(Data tied to figure images)
☆ ☆ ☆
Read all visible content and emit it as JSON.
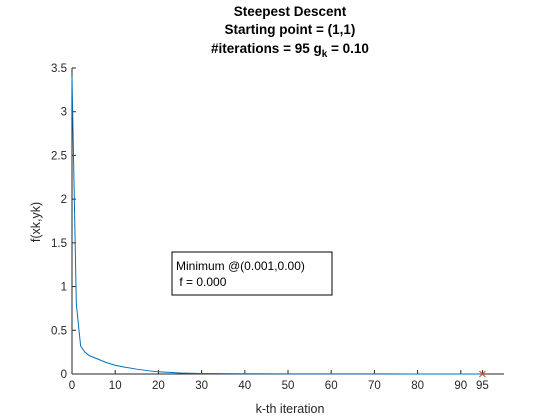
{
  "chart_data": {
    "type": "line",
    "title_lines": [
      "Steepest Descent",
      "Starting point = (1,1)"
    ],
    "title_iter_prefix": "#iterations = 95 g",
    "title_iter_sub": "k",
    "title_iter_suffix": " = 0.10",
    "xlabel": "k-th iteration",
    "ylabel": "f(xk,yk)",
    "xlim": [
      0,
      100
    ],
    "ylim": [
      0,
      3.5
    ],
    "xticks": [
      0,
      10,
      20,
      30,
      40,
      50,
      60,
      70,
      80,
      90,
      95
    ],
    "xtick_labels": [
      "0",
      "10",
      "20",
      "30",
      "40",
      "50",
      "60",
      "70",
      "80",
      "90",
      "95"
    ],
    "yticks": [
      0,
      0.5,
      1,
      1.5,
      2,
      2.5,
      3,
      3.5
    ],
    "ytick_labels": [
      "0",
      "0.5",
      "1",
      "1.5",
      "2",
      "2.5",
      "3",
      "3.5"
    ],
    "grid": false,
    "line_color": "#0072BD",
    "marker_color": "#D95319",
    "series": [
      {
        "x": [
          0,
          1,
          2,
          3,
          4,
          5,
          6,
          8,
          10,
          12,
          15,
          18,
          20,
          25,
          30,
          35,
          40,
          50,
          60,
          70,
          80,
          90,
          95
        ],
        "y": [
          3.4,
          0.8,
          0.32,
          0.25,
          0.21,
          0.19,
          0.17,
          0.13,
          0.1,
          0.08,
          0.055,
          0.035,
          0.025,
          0.012,
          0.006,
          0.004,
          0.003,
          0.002,
          0.001,
          0.001,
          0.0005,
          0.0002,
          0.0
        ]
      }
    ],
    "end_marker": {
      "x": 95,
      "y": 0.0
    },
    "annotation": {
      "line1": "Minimum @(0.001,0.00)",
      "line2": " f = 0.000"
    }
  }
}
☆ ☆ ☆
-- Written request --
None of the pictures should appear; repeat the records exactly otherwise.

-- Full answer --
Read all visible content and emit it as JSON.
{
  "chart_data": {
    "type": "line",
    "title_lines": [
      "Steepest Descent",
      "Starting point = (1,1)"
    ],
    "title_iter_prefix": "#iterations = 95 g",
    "title_iter_sub": "k",
    "title_iter_suffix": " = 0.10",
    "xlabel": "k-th iteration",
    "ylabel": "f(xk,yk)",
    "xlim": [
      0,
      100
    ],
    "ylim": [
      0,
      3.5
    ],
    "xticks": [
      0,
      10,
      20,
      30,
      40,
      50,
      60,
      70,
      80,
      90,
      95
    ],
    "xtick_labels": [
      "0",
      "10",
      "20",
      "30",
      "40",
      "50",
      "60",
      "70",
      "80",
      "90",
      "95"
    ],
    "yticks": [
      0,
      0.5,
      1,
      1.5,
      2,
      2.5,
      3,
      3.5
    ],
    "ytick_labels": [
      "0",
      "0.5",
      "1",
      "1.5",
      "2",
      "2.5",
      "3",
      "3.5"
    ],
    "grid": false,
    "line_color": "#0072BD",
    "marker_color": "#D95319",
    "series": [
      {
        "x": [
          0,
          1,
          2,
          3,
          4,
          5,
          6,
          8,
          10,
          12,
          15,
          18,
          20,
          25,
          30,
          35,
          40,
          50,
          60,
          70,
          80,
          90,
          95
        ],
        "y": [
          3.4,
          0.8,
          0.32,
          0.25,
          0.21,
          0.19,
          0.17,
          0.13,
          0.1,
          0.08,
          0.055,
          0.035,
          0.025,
          0.012,
          0.006,
          0.004,
          0.003,
          0.002,
          0.001,
          0.001,
          0.0005,
          0.0002,
          0.0
        ]
      }
    ],
    "end_marker": {
      "x": 95,
      "y": 0.0
    },
    "annotation": {
      "line1": "Minimum @(0.001,0.00)",
      "line2": " f = 0.000"
    }
  }
}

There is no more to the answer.